EXERCISE DESCRIPTION:
For each line of the data below that holds "name", copy the line.

──────── LISTING ────────

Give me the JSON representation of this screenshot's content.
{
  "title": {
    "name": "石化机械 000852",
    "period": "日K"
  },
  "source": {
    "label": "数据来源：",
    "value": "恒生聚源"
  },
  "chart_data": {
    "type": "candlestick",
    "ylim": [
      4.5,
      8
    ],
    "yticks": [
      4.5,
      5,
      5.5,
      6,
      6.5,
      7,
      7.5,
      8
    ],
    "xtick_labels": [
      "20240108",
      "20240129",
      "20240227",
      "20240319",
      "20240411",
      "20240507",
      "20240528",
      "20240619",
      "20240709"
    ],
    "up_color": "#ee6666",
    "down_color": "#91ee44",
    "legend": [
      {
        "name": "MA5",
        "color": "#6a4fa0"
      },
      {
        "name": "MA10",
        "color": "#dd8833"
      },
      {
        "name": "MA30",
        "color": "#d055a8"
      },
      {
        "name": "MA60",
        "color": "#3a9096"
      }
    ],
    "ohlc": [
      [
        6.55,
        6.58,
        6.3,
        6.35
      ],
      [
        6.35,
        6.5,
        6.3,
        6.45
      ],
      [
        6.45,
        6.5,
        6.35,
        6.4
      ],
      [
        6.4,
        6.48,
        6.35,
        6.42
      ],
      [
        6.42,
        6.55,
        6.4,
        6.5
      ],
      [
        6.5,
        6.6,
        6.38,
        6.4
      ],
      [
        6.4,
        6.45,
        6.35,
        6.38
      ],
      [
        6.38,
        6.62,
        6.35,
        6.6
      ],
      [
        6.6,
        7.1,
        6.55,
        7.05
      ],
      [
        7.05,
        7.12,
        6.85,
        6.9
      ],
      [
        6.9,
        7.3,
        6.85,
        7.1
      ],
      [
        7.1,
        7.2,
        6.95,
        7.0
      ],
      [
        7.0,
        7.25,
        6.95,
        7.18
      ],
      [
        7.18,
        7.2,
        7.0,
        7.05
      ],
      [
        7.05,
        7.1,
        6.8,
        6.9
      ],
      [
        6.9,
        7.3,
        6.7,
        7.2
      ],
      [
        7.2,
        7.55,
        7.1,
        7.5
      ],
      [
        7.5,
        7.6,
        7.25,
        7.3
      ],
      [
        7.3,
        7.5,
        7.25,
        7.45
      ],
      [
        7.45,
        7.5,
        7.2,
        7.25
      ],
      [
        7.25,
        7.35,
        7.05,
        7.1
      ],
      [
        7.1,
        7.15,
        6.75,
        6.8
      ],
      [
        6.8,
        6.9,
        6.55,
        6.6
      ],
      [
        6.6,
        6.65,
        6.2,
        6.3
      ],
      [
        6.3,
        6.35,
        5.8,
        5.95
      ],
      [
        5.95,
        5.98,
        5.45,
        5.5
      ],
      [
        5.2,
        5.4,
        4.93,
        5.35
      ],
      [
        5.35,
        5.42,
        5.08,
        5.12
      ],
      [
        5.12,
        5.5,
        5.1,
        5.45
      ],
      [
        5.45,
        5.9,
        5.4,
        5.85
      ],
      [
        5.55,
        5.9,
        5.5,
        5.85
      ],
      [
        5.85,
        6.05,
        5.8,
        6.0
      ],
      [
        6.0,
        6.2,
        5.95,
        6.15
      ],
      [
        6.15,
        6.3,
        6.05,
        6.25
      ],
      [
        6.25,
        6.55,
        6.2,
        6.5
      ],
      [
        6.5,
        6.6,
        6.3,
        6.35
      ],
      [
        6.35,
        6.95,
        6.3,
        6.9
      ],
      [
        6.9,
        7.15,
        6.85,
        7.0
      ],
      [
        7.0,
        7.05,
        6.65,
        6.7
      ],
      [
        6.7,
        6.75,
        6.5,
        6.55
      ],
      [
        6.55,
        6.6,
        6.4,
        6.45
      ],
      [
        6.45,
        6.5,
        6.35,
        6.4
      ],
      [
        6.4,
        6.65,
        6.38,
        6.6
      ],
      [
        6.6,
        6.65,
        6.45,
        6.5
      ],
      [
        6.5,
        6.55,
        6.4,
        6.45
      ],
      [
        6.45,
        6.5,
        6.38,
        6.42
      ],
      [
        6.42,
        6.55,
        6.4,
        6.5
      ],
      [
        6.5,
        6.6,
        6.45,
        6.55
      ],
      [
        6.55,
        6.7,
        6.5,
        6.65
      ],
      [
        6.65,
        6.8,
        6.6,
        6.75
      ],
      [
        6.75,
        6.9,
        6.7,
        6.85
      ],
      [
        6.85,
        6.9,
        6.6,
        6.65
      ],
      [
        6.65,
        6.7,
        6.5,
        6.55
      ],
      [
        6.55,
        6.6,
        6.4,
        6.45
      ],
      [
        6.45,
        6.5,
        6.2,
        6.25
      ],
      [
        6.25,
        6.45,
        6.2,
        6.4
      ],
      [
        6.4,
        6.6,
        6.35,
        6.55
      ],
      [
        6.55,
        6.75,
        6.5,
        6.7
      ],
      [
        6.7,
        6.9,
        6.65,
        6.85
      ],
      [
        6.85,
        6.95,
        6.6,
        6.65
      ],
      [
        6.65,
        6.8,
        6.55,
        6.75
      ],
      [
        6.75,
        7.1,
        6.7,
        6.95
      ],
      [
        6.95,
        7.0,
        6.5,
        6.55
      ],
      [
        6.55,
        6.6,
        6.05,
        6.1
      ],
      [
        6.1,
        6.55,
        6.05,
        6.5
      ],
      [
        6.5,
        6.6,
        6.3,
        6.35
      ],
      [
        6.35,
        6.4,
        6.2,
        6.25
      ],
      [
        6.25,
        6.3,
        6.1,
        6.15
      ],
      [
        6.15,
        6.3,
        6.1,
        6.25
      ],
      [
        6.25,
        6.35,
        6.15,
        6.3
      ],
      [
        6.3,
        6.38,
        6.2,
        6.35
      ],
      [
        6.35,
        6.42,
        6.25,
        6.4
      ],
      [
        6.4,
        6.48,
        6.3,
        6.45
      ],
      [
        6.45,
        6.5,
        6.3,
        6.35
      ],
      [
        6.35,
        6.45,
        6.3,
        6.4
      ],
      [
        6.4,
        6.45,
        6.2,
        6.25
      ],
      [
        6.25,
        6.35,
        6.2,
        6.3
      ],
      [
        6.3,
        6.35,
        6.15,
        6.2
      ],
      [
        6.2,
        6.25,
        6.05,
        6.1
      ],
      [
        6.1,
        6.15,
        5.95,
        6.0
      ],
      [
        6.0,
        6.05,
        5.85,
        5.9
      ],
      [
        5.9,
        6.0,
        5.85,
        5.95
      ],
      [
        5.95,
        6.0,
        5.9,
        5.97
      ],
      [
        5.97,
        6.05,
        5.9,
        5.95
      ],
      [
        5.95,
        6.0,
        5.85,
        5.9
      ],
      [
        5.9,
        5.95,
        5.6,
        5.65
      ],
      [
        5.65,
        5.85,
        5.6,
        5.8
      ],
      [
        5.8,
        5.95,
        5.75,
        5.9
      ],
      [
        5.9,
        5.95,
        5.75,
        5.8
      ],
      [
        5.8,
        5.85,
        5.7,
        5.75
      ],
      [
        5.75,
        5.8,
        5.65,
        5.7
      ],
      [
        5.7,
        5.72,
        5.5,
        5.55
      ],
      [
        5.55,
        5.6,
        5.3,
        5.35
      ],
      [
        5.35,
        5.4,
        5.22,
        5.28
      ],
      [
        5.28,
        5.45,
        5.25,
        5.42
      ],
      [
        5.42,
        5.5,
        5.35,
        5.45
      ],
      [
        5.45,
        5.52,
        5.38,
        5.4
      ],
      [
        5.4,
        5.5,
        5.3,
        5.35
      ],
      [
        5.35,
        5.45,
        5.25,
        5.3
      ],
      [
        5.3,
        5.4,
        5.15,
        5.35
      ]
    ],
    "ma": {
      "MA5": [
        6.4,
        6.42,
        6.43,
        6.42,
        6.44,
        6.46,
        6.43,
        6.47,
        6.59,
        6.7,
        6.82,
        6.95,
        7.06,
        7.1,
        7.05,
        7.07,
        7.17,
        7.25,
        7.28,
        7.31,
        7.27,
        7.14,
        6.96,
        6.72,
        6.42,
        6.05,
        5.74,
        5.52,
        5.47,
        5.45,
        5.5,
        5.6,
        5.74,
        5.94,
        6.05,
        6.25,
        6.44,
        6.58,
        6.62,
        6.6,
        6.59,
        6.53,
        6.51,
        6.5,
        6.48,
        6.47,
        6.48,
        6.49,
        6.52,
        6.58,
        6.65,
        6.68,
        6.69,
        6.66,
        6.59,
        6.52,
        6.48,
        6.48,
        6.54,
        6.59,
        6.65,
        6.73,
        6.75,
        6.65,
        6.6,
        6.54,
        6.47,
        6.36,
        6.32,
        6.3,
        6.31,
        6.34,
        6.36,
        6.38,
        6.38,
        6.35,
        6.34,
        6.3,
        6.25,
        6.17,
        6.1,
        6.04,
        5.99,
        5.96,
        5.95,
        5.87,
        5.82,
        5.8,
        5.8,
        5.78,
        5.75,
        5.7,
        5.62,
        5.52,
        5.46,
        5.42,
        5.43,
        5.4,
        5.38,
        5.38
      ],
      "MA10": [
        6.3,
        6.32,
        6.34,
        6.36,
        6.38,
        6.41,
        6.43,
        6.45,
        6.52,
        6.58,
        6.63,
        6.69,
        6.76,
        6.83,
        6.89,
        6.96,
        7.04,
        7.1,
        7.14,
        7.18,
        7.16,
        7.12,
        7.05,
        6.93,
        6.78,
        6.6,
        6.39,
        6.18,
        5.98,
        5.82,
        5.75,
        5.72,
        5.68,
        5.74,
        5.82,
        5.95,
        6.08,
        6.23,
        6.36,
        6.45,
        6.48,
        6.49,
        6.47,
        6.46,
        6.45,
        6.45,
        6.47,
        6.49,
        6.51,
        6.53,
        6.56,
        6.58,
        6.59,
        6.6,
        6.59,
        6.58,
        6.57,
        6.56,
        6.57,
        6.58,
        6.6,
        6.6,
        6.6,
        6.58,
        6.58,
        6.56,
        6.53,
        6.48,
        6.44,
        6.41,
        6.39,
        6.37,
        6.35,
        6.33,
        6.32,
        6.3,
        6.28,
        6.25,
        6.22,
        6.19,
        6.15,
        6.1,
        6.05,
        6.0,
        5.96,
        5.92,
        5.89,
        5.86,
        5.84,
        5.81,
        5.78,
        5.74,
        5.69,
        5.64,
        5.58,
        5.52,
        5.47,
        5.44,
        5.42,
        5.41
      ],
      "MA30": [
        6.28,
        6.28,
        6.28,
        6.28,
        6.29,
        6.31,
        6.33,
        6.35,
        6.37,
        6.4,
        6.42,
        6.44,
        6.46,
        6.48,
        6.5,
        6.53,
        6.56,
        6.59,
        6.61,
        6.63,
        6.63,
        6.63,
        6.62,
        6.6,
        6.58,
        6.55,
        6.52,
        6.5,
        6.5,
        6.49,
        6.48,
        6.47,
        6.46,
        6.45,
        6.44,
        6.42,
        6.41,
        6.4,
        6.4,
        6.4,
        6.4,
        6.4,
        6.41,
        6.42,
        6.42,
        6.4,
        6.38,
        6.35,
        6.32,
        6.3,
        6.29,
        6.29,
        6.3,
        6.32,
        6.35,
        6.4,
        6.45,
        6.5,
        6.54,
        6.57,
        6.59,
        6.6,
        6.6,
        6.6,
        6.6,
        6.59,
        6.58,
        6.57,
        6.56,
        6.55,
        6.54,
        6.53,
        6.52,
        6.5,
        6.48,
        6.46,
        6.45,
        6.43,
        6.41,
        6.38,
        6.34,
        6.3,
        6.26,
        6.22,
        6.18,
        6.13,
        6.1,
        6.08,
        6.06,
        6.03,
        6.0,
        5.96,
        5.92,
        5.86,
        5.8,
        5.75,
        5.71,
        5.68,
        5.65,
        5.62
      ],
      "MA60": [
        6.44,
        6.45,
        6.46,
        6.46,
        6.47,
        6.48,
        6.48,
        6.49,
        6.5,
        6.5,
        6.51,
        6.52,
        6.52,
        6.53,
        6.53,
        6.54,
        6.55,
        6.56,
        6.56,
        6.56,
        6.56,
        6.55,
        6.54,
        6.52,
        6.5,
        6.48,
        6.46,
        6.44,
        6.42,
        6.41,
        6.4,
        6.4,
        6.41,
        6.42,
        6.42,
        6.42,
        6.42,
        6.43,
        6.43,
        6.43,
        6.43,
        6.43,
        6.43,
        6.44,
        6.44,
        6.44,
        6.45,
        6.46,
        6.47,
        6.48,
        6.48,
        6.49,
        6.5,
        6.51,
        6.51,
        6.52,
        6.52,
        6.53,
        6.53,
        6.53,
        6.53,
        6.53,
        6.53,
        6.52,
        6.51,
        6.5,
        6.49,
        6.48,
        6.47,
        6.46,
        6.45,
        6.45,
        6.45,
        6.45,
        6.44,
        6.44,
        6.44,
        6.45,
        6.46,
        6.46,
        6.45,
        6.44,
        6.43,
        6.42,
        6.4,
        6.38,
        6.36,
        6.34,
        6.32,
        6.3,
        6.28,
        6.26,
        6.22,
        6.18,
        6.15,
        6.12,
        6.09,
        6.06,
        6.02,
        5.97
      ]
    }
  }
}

────────

CORRECT RESPONSE:
    "name": "石化机械 000852",
        "name": "MA5",
        "name": "MA10",
        "name": "MA30",
        "name": "MA60",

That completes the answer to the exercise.